:: WORK REQUIRED ::
Which lines contain the string "rect"? Please list every one of them.

:: ENTRIES SUPPLIED ::

* BEGIN *

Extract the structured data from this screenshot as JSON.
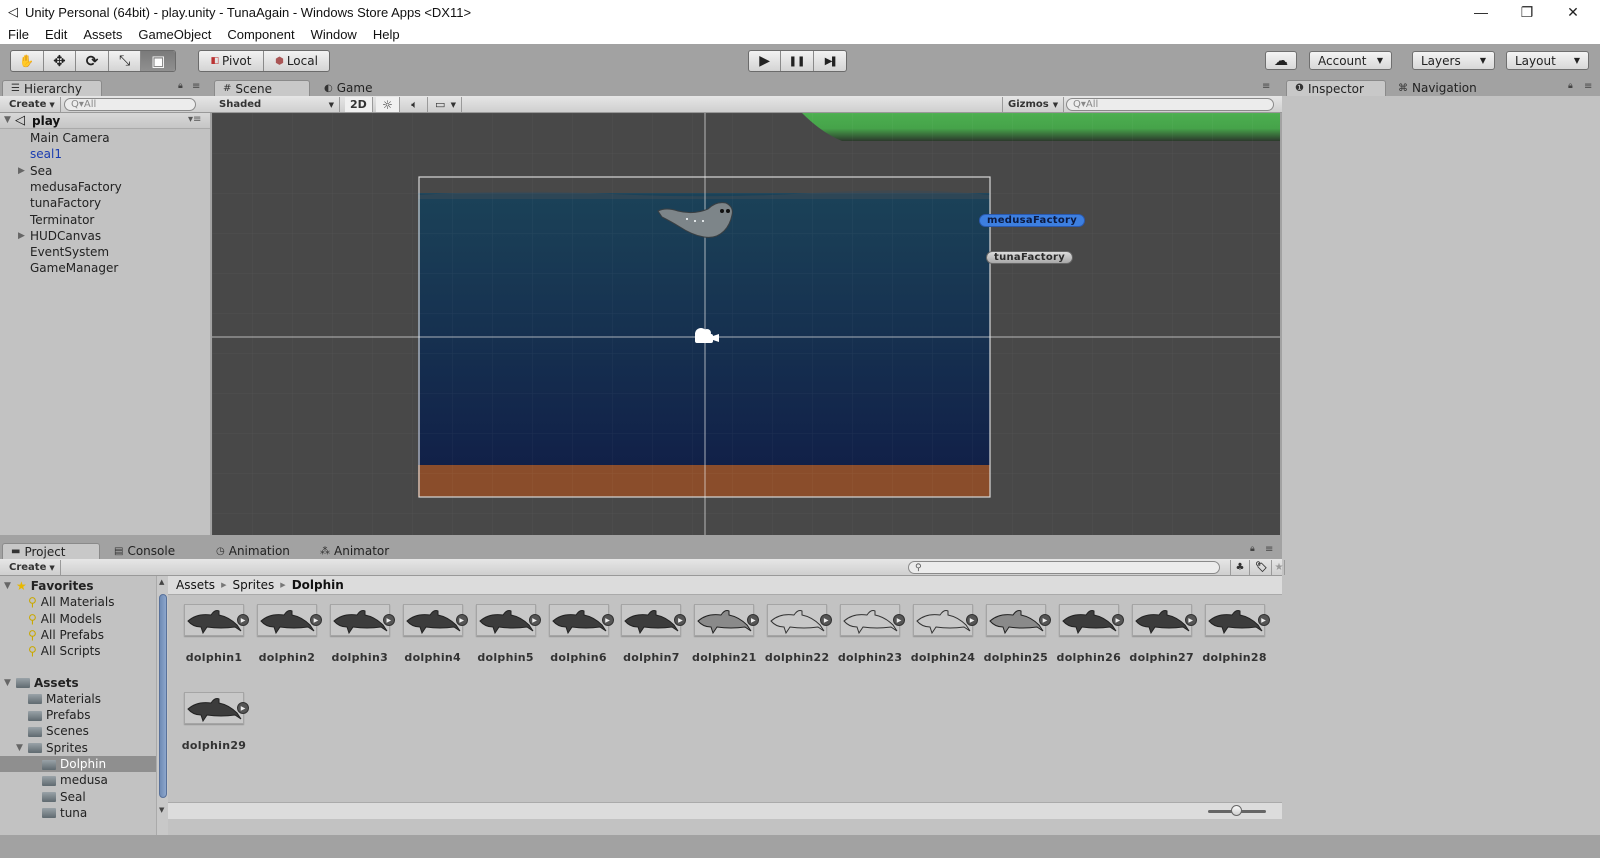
{
  "window": {
    "title": "Unity Personal (64bit) - play.unity - TunaAgain - Windows Store Apps <DX11>",
    "minimize_glyph": "—",
    "maximize_glyph": "❐",
    "close_glyph": "✕"
  },
  "menu": [
    "File",
    "Edit",
    "Assets",
    "GameObject",
    "Component",
    "Window",
    "Help"
  ],
  "toolbar": {
    "tools": [
      {
        "name": "hand-tool",
        "glyph": "✋"
      },
      {
        "name": "move-tool",
        "glyph": "✥"
      },
      {
        "name": "rotate-tool",
        "glyph": "⟳"
      },
      {
        "name": "scale-tool",
        "glyph": "⤡"
      },
      {
        "name": "rect-tool",
        "glyph": "▣"
      }
    ],
    "active_tool": "rect-tool",
    "pivot_label": "Pivot",
    "local_label": "Local",
    "play_glyph": "▶",
    "pause_glyph": "❚❚",
    "step_glyph": "▶❚",
    "cloud_glyph": "☁",
    "account_label": "Account",
    "layers_label": "Layers",
    "layout_label": "Layout"
  },
  "hierarchy": {
    "tab_label": "Hierarchy",
    "create_label": "Create",
    "search_placeholder": "Q▾All",
    "scene_name": "play",
    "items": [
      {
        "label": "Main Camera",
        "expandable": false,
        "selected": false
      },
      {
        "label": "seal1",
        "expandable": false,
        "selected": true
      },
      {
        "label": "Sea",
        "expandable": true,
        "selected": false
      },
      {
        "label": "medusaFactory",
        "expandable": false,
        "selected": false
      },
      {
        "label": "tunaFactory",
        "expandable": false,
        "selected": false
      },
      {
        "label": "Terminator",
        "expandable": false,
        "selected": false
      },
      {
        "label": "HUDCanvas",
        "expandable": true,
        "selected": false
      },
      {
        "label": "EventSystem",
        "expandable": false,
        "selected": false
      },
      {
        "label": "GameManager",
        "expandable": false,
        "selected": false
      }
    ]
  },
  "scene_view": {
    "tabs": [
      {
        "label": "Scene",
        "icon": "#",
        "active": true
      },
      {
        "label": "Game",
        "icon": "◐",
        "active": false
      }
    ],
    "shading_mode": "Shaded",
    "mode_2d_label": "2D",
    "gizmos_label": "Gizmos",
    "search_placeholder": "Q▾All",
    "object_labels": [
      {
        "label": "medusaFactory",
        "selected": true
      },
      {
        "label": "tunaFactory",
        "selected": false
      }
    ]
  },
  "inspector": {
    "tabs": [
      {
        "label": "Inspector",
        "icon": "❶",
        "active": true
      },
      {
        "label": "Navigation",
        "icon": "⌘",
        "active": false
      }
    ]
  },
  "project": {
    "tabs": [
      {
        "label": "Project",
        "icon": "▬",
        "active": true
      },
      {
        "label": "Console",
        "icon": "▤",
        "active": false
      },
      {
        "label": "Animation",
        "icon": "◷",
        "active": false
      },
      {
        "label": "Animator",
        "icon": "⁂",
        "active": false
      }
    ],
    "create_label": "Create",
    "search_placeholder": "",
    "favorites": {
      "label": "Favorites",
      "items": [
        "All Materials",
        "All Models",
        "All Prefabs",
        "All Scripts"
      ]
    },
    "assets": {
      "label": "Assets",
      "folders": [
        {
          "label": "Materials",
          "depth": 1,
          "expanded": false,
          "selected": false
        },
        {
          "label": "Prefabs",
          "depth": 1,
          "expanded": false,
          "selected": false
        },
        {
          "label": "Scenes",
          "depth": 1,
          "expanded": false,
          "selected": false
        },
        {
          "label": "Sprites",
          "depth": 1,
          "expanded": true,
          "selected": false
        },
        {
          "label": "Dolphin",
          "depth": 2,
          "expanded": false,
          "selected": true
        },
        {
          "label": "medusa",
          "depth": 2,
          "expanded": false,
          "selected": false
        },
        {
          "label": "Seal",
          "depth": 2,
          "expanded": false,
          "selected": false
        },
        {
          "label": "tuna",
          "depth": 2,
          "expanded": false,
          "selected": false
        }
      ]
    },
    "breadcrumb": [
      "Assets",
      "Sprites",
      "Dolphin"
    ],
    "files": [
      {
        "name": "dolphin1",
        "style": "dark"
      },
      {
        "name": "dolphin2",
        "style": "dark"
      },
      {
        "name": "dolphin3",
        "style": "dark"
      },
      {
        "name": "dolphin4",
        "style": "dark"
      },
      {
        "name": "dolphin5",
        "style": "dark"
      },
      {
        "name": "dolphin6",
        "style": "dark"
      },
      {
        "name": "dolphin7",
        "style": "dark"
      },
      {
        "name": "dolphin21",
        "style": "half"
      },
      {
        "name": "dolphin22",
        "style": "outline"
      },
      {
        "name": "dolphin23",
        "style": "outline"
      },
      {
        "name": "dolphin24",
        "style": "outline"
      },
      {
        "name": "dolphin25",
        "style": "half"
      },
      {
        "name": "dolphin26",
        "style": "dark"
      },
      {
        "name": "dolphin27",
        "style": "dark"
      },
      {
        "name": "dolphin28",
        "style": "dark"
      },
      {
        "name": "dolphin29",
        "style": "dark"
      }
    ],
    "thumbnail_size": 0.5
  },
  "colors": {
    "selected_text": "#1a3cb0",
    "badge_selected": "#3d7fe0",
    "sea_top": "#1b4258",
    "sea_bottom": "#112048",
    "sand": "#8a4d2b",
    "ground_green": "#4caf50"
  }
}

* END *

:: ANSWER TO THE TASK ::
        "name": "rect-tool",
    "active_tool": "rect-tool",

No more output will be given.